>> start PROVIDED PASSAGE
I’ve made a profit, so where’s the cash?
So, your accounts say you have made a decent profit, but your bank balance says otherwise? Business owners are often confused about where all their business’ profit has gone. To properly understand what has happened to your cash you have to look beyond your bank account, and you also can’t run a business purely based on your profit and loss account. There are a number of different things to consider, which explain why you may not have as much cash as you expected.
Difference between profit and real cash
The profit of a business is the turnover (sales), less any costs necessary to make the sale. What people forget is that profit gets spent and therefore the balance in the bank is not reflective of the profit that your business has made. Just because you have made a profit, it doesn’t mean you have any cash.
Where has all the profit gone?
There are lots of different things that your business’ profit gets spent on and other factors which explain the difference between your cash balance and profit. Here are the things you should be paying attention to:
Cash in bank – Opening balance
First of all, we have to look at what cash the business had in the bank at the start of the year. This is how much money you had and is the starting point.
Let’s say you had £10,000 in the bank at the start of the year.
Next, you add the profit the business has made in the year to the cash that was in the bank at the start of the year.
So, if your profit was £40,000, that gives us £50,000 (£10,000 + £40,000).
You then should add any depreciation which was included in the business’ accounts. This is because when we are trying to understand where the actual cash has gone, depreciation, which has been deducted to find the profit, isn’t real cash, so it isn’t relevant to your bank balance.
If the depreciation included in your accounts was, say, £5,000, this brings the balance to £55,000.
Dividends and drawings
Next, we deduct any money taken out the business by the owners. i.e. drawings if you are a sole trader, or dividends if your business is a Limited company. That is because this money has been removed from the business and now belongs to the individual and is not included in the profit calculation.
If drawings/dividends are £30,000, this leaves £25,000.
You then need to consider the change in stock held in the year. If your stock has increased, you should deduct this increase from the cash figure. This is because you have paid for stock that you haven’t used yet. If your stock has decreased, you should add this decrease to the cash figure. This is because you have used stock which you paid for in an earlier year.
If your stock has increased by, say, £6,000, this leaves cash of £19,000. (£25,000 - £6,000).
Accounts receivable (also known as “trade debtors”)
Accounts receivable refers to the money which you are due from customers/clients. This also should be deducted because you don’t have the cash yet in the bank. In a similar way to stock, it is the increase or decrease that is deducted or added to the cash balance.
>> end PROVIDED PASSAGE
>> start DATA SUPPLIED
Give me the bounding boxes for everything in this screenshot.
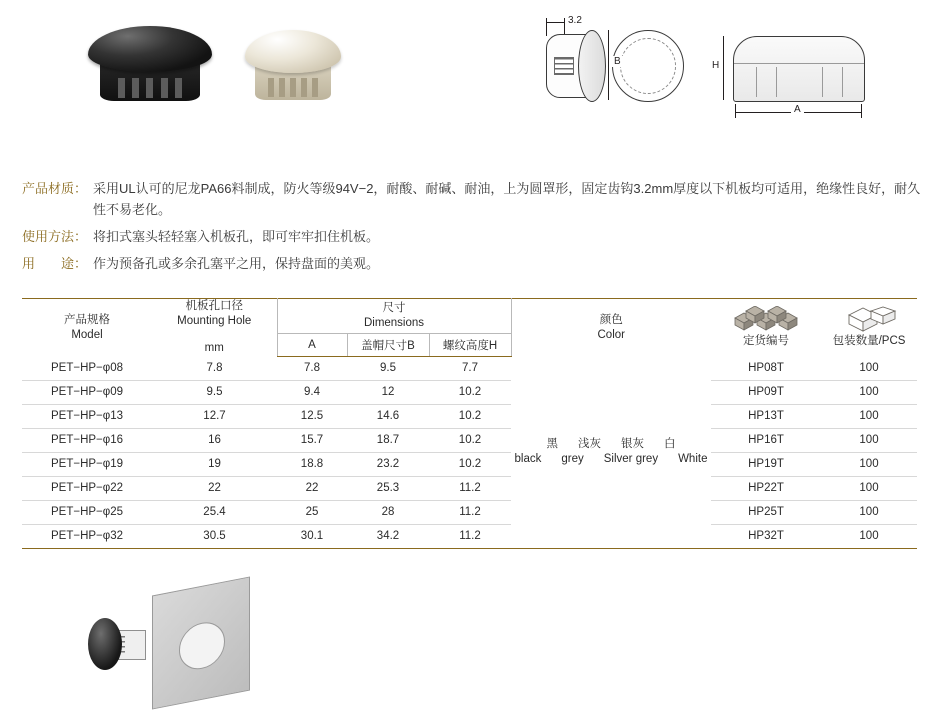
table-row xyxy=(22,524,917,548)
description-row-usage xyxy=(22,226,922,247)
table-row xyxy=(22,404,917,428)
specification-table xyxy=(22,298,917,548)
header-dimensions xyxy=(277,299,511,334)
cell-dim-b: 28 xyxy=(347,500,429,524)
header-pack-qty-label: 包装数量/PCS xyxy=(832,335,906,347)
section-rib xyxy=(822,67,823,97)
cell-dim-a: 7.8 xyxy=(277,356,347,380)
color-en-grey: grey xyxy=(561,452,584,465)
header-model-cn: 产品规格 xyxy=(64,313,110,326)
top-illustration-band xyxy=(0,0,939,160)
section-rib xyxy=(756,67,757,97)
product-description xyxy=(22,178,922,280)
color-cn-white: 白 xyxy=(664,437,676,450)
cell-dim-a: 18.8 xyxy=(277,452,347,476)
cell-dim-h: 10.2 xyxy=(429,452,511,476)
cell-mounting: 16 xyxy=(152,428,277,452)
a-dimension-label: A xyxy=(791,104,804,115)
cell-order: HP09T xyxy=(711,380,821,404)
cell-dim-b: 12 xyxy=(347,380,429,404)
cell-order: HP13T xyxy=(711,404,821,428)
cell-mounting: 25.4 xyxy=(152,500,277,524)
table-row xyxy=(22,356,917,380)
table-header-row-primary xyxy=(22,299,917,334)
thickness-extension-line-left xyxy=(546,18,547,36)
color-en-black: black xyxy=(514,452,542,465)
color-list xyxy=(511,437,711,467)
table-row xyxy=(22,476,917,500)
h-dimension-line xyxy=(723,36,724,100)
header-mounting-en: Mounting Hole xyxy=(177,315,252,327)
cell-model: PET−HP−φ25 xyxy=(22,500,152,524)
cell-mounting: 22 xyxy=(152,476,277,500)
cell-mounting: 30.5 xyxy=(203,530,226,542)
color-cn-grey: 浅灰 xyxy=(578,437,601,450)
header-mounting-cn: 机板孔口径 xyxy=(185,300,243,312)
description-value: 作为预备孔或多余孔塞平之用，保持盘面的美观。 xyxy=(93,256,380,271)
cell-dim-h: 7.7 xyxy=(429,356,511,380)
boxes-icon xyxy=(731,306,801,332)
installation-illustration xyxy=(60,578,300,704)
cell-dim-a: 9.4 xyxy=(277,380,347,404)
cell-model: PET−HP−φ13 xyxy=(22,404,152,428)
cell-dim-a: 30.1 xyxy=(300,530,324,542)
cell-pack: 100 xyxy=(821,428,917,452)
header-order-number xyxy=(711,299,821,357)
cell-pack: 100 xyxy=(821,404,917,428)
header-color-cn: 颜色 xyxy=(599,313,623,326)
cell-dim-a: 12.5 xyxy=(277,404,347,428)
header-color xyxy=(511,299,711,357)
plug-cross-section xyxy=(733,36,865,102)
header-dim-b: 盖帽尺寸B xyxy=(347,333,429,356)
package-icon xyxy=(841,306,897,332)
header-pack-qty xyxy=(821,299,917,357)
black-hole-plug-photo xyxy=(88,26,212,108)
cell-order: HP19T xyxy=(711,452,821,476)
cell-dim-b: 18.7 xyxy=(347,428,429,452)
color-cn-silver-grey: 银灰 xyxy=(621,437,644,450)
cell-model: PET−HP−φ19 xyxy=(22,452,152,476)
cell-dim-h: 11.2 xyxy=(429,476,511,500)
color-en-white: White xyxy=(678,452,708,465)
cell-order: HP08T xyxy=(711,356,821,380)
cell-model: PET−HP−φ16 xyxy=(22,428,152,452)
b-dimension-line xyxy=(608,30,609,100)
header-color-en: Color xyxy=(597,328,625,341)
cell-mounting: 7.8 xyxy=(152,356,277,380)
cap-underside-line xyxy=(734,63,864,64)
cell-pack: 100 xyxy=(821,380,917,404)
section-rib xyxy=(842,67,843,97)
description-value: 采用UL认可的尼龙PA66料制成，防火等级94V−2，耐酸、耐碱、耐油，上为圆罩形，固定齿钩3.2mm厚度以下机板均可适用，绝缘性良好，耐久性不易老化。 xyxy=(93,181,921,217)
installed-plug xyxy=(88,618,140,670)
plug-cap-shape xyxy=(88,26,212,72)
cell-dim-a: 15.7 xyxy=(277,428,347,452)
plug-fin-detail xyxy=(554,57,574,75)
plug-cap-shape xyxy=(245,30,341,73)
section-rib xyxy=(776,67,777,97)
table-row xyxy=(22,428,917,452)
white-hole-plug-photo xyxy=(245,30,341,106)
thickness-dimension-line xyxy=(546,22,564,23)
description-key: 用 途： xyxy=(22,256,88,271)
description-key: 使用方法： xyxy=(22,229,88,244)
header-mounting-unit: mm xyxy=(204,342,224,354)
cell-order: HP25T xyxy=(711,500,821,524)
cell-mounting: 12.7 xyxy=(152,404,277,428)
color-names-cn xyxy=(511,437,711,452)
cell-model: PET−HP−φ22 xyxy=(22,476,152,500)
cell-dim-h: 10.2 xyxy=(429,380,511,404)
cell-mounting: 9.5 xyxy=(152,380,277,404)
plug-front-circle xyxy=(612,30,684,102)
description-value: 将扣式塞头轻轻塞入机板孔，即可牢牢扣住机板。 xyxy=(93,229,380,244)
cell-dim-b: 34.2 xyxy=(376,530,400,542)
header-dim-h: 螺纹高度H xyxy=(429,333,511,356)
table-row xyxy=(22,500,917,524)
cell-pack: 100 xyxy=(859,530,879,542)
cell-mounting: 19 xyxy=(152,452,277,476)
cell-model: PET−HP−φ32 xyxy=(50,530,124,542)
cell-order: HP32T xyxy=(748,530,784,542)
thickness-label: 3.2 xyxy=(568,15,582,26)
cell-dim-a: 22 xyxy=(277,476,347,500)
header-dimensions-en: Dimensions xyxy=(363,316,425,329)
header-model-en: Model xyxy=(71,328,103,341)
cell-dim-b: 9.5 xyxy=(347,356,429,380)
cell-order: HP22T xyxy=(711,476,821,500)
cell-dim-a: 25 xyxy=(277,500,347,524)
cell-dim-h: 11.2 xyxy=(429,500,511,524)
cell-dim-h: 10.2 xyxy=(429,428,511,452)
cell-dim-h: 10.2 xyxy=(429,404,511,428)
cell-dim-b: 14.6 xyxy=(347,404,429,428)
header-mounting-hole xyxy=(152,299,277,357)
color-en-silver-grey: Silver grey xyxy=(603,452,659,465)
a-extension-line-right xyxy=(861,104,862,118)
b-dimension-label: B xyxy=(614,56,621,67)
a-extension-line-left xyxy=(735,104,736,118)
specification-table-wrapper xyxy=(22,298,917,549)
table-row xyxy=(22,380,917,404)
plug-fins xyxy=(268,78,317,97)
cross-section-drawing xyxy=(712,10,915,130)
cell-order: HP16T xyxy=(711,428,821,452)
cell-colors xyxy=(511,356,711,548)
cell-pack: 100 xyxy=(821,476,917,500)
panel-hole xyxy=(179,618,225,673)
header-order-number-label: 定货编号 xyxy=(743,335,789,347)
cell-pack: 100 xyxy=(821,500,917,524)
table-bottom-rule xyxy=(22,548,917,549)
description-row-purpose xyxy=(22,253,922,274)
h-dimension-label: H xyxy=(712,60,720,71)
color-cn-black: 黑 xyxy=(546,437,558,450)
color-names-en xyxy=(511,452,711,467)
header-dimensions-cn: 尺寸 xyxy=(382,301,406,314)
plug-fins xyxy=(118,78,181,98)
mounting-panel xyxy=(152,576,250,709)
cell-model: PET−HP−φ09 xyxy=(22,380,152,404)
header-dim-a: A xyxy=(277,333,347,356)
cell-model: PET−HP−φ08 xyxy=(22,356,152,380)
plug-head xyxy=(88,618,122,670)
header-model xyxy=(22,299,152,357)
cell-pack: 100 xyxy=(821,356,917,380)
table-row xyxy=(22,452,917,476)
plug-cap-edge-profile xyxy=(578,30,606,102)
cell-pack: 100 xyxy=(821,452,917,476)
description-key: 产品材质： xyxy=(22,181,88,196)
cell-dim-h: 11.2 xyxy=(459,530,481,542)
side-view-drawing xyxy=(520,10,710,130)
cell-dim-b: 25.3 xyxy=(347,476,429,500)
description-row-material xyxy=(22,178,922,220)
cell-dim-b: 23.2 xyxy=(347,452,429,476)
>> end DATA SUPPLIED
→ EXERCISE SET:
- A) In the profit and cash article, rewrite the part from "Let’s say you" up to and including "your bank balance.", with "depreciation" replaced by "amortization".
- B) Retype the records from the line with "table-row xyxy=(22,524,917,548)" up to and including the line with "thickness-extension-line-left xyxy=(546,18,547,36)", unchanged.

→ FULL SOLUTIONS:
- A)
Let’s say you had £10,000 in the bank at the start of the year.
Next, you add the profit the business has made in the year to the cash that was in the bank at the start of the year.
So, if your profit was £40,000, that gives us £50,000 (£10,000 + £40,000).
You then should add any amortization which was included in the business’ accounts. This is because when we are trying to understand where the actual cash has gone, amortization, which has been deducted to find the profit, isn’t real cash, so it isn’t relevant to your bank balance.

- B)
table-row xyxy=(22,524,917,548)
description-row-usage xyxy=(22,226,922,247)
table-row xyxy=(22,404,917,428)
specification-table xyxy=(22,298,917,548)
header-dimensions xyxy=(277,299,511,334)
cell-dim-b: 28 xyxy=(347,500,429,524)
header-pack-qty-label: 包装数量/PCS xyxy=(832,335,906,347)
section-rib xyxy=(822,67,823,97)
cell-dim-a: 7.8 xyxy=(277,356,347,380)
color-en-grey: grey xyxy=(561,452,584,465)
header-model-cn: 产品规格 xyxy=(64,313,110,326)
top-illustration-band xyxy=(0,0,939,160)
section-rib xyxy=(756,67,757,97)
product-description xyxy=(22,178,922,280)
color-cn-white: 白 xyxy=(664,437,676,450)
cell-dim-a: 18.8 xyxy=(277,452,347,476)
cell-dim-h: 10.2 xyxy=(429,452,511,476)
cell-mounting: 16 xyxy=(152,428,277,452)
a-dimension-label: A xyxy=(791,104,804,115)
cell-order: HP09T xyxy=(711,380,821,404)
cell-dim-b: 12 xyxy=(347,380,429,404)
cell-order: HP13T xyxy=(711,404,821,428)
cell-mounting: 25.4 xyxy=(152,500,277,524)
table-row xyxy=(22,356,917,380)
table-header-row-primary xyxy=(22,299,917,334)
thickness-extension-line-left xyxy=(546,18,547,36)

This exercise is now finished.